▶ **Task requirements**: Extract each line from the entries below that has the string "monitoring" in it.

▶ **Record excerpts**:
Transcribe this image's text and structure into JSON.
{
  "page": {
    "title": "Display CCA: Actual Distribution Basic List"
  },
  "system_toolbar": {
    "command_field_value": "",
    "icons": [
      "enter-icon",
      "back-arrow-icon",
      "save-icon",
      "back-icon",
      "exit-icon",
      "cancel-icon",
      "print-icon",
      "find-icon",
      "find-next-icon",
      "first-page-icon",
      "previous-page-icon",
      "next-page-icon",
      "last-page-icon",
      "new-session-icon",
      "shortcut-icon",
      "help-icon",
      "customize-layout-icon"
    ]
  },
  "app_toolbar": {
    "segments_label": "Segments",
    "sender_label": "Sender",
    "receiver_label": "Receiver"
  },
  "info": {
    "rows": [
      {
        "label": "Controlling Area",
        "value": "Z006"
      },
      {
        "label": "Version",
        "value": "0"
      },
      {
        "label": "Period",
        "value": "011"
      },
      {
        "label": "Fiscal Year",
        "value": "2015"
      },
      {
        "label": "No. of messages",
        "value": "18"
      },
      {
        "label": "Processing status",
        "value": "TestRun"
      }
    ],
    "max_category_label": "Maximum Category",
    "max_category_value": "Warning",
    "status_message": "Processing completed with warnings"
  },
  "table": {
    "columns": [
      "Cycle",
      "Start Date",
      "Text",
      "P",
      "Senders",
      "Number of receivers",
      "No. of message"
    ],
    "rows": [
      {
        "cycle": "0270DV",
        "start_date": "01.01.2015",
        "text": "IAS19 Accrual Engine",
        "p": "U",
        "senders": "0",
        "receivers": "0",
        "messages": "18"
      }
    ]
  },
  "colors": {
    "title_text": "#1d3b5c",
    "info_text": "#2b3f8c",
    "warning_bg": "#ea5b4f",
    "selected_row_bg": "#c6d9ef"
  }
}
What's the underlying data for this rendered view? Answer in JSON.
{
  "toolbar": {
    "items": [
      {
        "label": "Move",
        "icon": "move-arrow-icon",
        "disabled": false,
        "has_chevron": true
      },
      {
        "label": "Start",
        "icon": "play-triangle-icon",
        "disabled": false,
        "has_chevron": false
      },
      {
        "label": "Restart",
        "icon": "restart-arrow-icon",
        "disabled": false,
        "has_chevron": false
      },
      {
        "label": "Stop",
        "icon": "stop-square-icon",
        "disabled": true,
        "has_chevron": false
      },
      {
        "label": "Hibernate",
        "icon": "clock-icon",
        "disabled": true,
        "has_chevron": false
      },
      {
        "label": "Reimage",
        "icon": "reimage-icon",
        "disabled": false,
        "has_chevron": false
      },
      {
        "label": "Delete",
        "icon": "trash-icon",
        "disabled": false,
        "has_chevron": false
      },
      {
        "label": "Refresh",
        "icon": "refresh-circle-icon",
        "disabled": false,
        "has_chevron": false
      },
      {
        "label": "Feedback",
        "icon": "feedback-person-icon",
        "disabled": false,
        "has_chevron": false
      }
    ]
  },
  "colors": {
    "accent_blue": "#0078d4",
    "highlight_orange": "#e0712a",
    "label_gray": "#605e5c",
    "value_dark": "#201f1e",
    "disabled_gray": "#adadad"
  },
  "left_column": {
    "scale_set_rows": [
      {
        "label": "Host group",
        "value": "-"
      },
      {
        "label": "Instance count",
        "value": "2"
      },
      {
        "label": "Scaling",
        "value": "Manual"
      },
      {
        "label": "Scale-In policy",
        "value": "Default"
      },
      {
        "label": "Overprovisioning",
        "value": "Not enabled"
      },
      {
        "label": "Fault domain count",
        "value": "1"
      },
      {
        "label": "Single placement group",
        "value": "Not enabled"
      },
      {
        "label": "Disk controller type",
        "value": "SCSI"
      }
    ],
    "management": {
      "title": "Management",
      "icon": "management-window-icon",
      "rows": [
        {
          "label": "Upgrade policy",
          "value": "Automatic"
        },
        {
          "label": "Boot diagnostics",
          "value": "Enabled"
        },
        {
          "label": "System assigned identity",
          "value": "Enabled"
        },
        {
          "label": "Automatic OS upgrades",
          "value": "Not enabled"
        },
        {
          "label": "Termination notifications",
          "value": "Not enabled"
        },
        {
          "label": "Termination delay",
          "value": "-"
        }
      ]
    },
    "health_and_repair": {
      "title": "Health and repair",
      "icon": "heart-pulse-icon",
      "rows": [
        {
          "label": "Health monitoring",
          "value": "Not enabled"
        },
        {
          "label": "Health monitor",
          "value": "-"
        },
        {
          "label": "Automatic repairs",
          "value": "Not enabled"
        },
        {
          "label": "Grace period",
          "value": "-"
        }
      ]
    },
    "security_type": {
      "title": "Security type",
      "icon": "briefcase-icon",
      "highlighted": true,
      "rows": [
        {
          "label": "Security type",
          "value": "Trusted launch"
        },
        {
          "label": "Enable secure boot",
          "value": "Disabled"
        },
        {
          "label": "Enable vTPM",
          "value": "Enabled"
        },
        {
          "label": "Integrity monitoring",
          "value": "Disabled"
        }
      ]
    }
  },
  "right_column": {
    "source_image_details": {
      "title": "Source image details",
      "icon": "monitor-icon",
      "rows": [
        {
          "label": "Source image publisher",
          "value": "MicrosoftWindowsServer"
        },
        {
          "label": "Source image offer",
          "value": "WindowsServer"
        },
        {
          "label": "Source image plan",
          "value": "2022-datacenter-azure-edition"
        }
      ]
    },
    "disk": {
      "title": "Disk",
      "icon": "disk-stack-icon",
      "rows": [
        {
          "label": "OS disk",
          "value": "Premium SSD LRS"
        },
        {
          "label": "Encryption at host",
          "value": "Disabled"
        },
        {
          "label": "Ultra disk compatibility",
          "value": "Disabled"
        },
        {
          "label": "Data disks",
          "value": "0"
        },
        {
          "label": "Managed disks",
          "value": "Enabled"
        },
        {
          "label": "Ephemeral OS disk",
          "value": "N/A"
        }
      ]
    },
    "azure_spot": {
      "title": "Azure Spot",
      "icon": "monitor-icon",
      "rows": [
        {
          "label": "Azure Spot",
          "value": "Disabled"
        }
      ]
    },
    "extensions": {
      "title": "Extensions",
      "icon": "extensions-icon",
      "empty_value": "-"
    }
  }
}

▶ **Output of the exercise**:
          "label": "Health monitoring",
          "label": "Integrity monitoring",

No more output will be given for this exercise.